Raw records

============

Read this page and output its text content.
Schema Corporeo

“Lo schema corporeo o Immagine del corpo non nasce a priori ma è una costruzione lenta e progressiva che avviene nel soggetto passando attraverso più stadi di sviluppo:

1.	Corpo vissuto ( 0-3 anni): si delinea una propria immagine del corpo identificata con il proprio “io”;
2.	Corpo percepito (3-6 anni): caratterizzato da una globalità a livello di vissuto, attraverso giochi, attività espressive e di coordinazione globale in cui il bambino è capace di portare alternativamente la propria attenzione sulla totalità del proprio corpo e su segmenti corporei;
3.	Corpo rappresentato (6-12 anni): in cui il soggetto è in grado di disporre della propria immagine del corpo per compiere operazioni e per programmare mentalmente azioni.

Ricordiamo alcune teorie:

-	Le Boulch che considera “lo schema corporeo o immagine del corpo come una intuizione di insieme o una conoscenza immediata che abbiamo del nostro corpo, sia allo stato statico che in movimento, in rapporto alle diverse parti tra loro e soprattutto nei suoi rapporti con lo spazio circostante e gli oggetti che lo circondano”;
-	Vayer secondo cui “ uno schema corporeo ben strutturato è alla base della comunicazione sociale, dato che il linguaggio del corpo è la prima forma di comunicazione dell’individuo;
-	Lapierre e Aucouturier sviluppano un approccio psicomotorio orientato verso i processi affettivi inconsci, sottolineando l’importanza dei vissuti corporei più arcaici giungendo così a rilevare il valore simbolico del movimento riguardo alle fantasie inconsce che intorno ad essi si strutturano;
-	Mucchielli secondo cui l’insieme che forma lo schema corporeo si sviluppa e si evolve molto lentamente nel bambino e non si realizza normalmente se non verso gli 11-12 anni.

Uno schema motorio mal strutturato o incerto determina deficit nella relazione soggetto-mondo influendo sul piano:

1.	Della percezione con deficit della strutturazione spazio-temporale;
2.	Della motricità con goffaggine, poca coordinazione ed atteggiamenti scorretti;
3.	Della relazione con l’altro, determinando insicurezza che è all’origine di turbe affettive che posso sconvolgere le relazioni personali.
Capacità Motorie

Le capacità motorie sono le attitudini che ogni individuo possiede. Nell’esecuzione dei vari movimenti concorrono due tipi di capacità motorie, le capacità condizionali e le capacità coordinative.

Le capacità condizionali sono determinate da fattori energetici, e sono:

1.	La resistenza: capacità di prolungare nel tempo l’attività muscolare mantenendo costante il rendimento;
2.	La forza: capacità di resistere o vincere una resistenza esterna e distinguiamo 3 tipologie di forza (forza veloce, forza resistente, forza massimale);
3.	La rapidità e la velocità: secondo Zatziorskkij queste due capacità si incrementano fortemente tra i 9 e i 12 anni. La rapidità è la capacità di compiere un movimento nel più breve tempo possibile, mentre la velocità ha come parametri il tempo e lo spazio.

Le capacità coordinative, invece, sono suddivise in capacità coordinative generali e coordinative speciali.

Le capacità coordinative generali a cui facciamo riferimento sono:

============

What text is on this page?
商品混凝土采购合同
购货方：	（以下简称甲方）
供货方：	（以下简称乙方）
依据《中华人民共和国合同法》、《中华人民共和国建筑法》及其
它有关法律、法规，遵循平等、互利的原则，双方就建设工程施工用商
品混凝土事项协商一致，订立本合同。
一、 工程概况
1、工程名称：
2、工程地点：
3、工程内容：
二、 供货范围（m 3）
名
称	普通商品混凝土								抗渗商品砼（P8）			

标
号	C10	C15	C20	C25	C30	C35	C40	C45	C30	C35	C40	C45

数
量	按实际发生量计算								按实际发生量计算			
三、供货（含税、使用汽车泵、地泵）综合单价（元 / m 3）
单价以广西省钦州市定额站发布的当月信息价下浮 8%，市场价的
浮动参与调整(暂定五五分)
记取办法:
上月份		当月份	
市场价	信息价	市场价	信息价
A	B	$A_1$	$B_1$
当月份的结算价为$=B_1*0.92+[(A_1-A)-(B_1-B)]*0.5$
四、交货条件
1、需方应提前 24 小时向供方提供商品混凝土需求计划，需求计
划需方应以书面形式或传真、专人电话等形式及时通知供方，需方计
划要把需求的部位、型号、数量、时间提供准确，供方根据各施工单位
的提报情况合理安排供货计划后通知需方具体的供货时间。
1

============

Task requirements: In the entries above, locate every line with the word "text" and copy it.

Result:
Read this page and output its text content.
What text is on this page?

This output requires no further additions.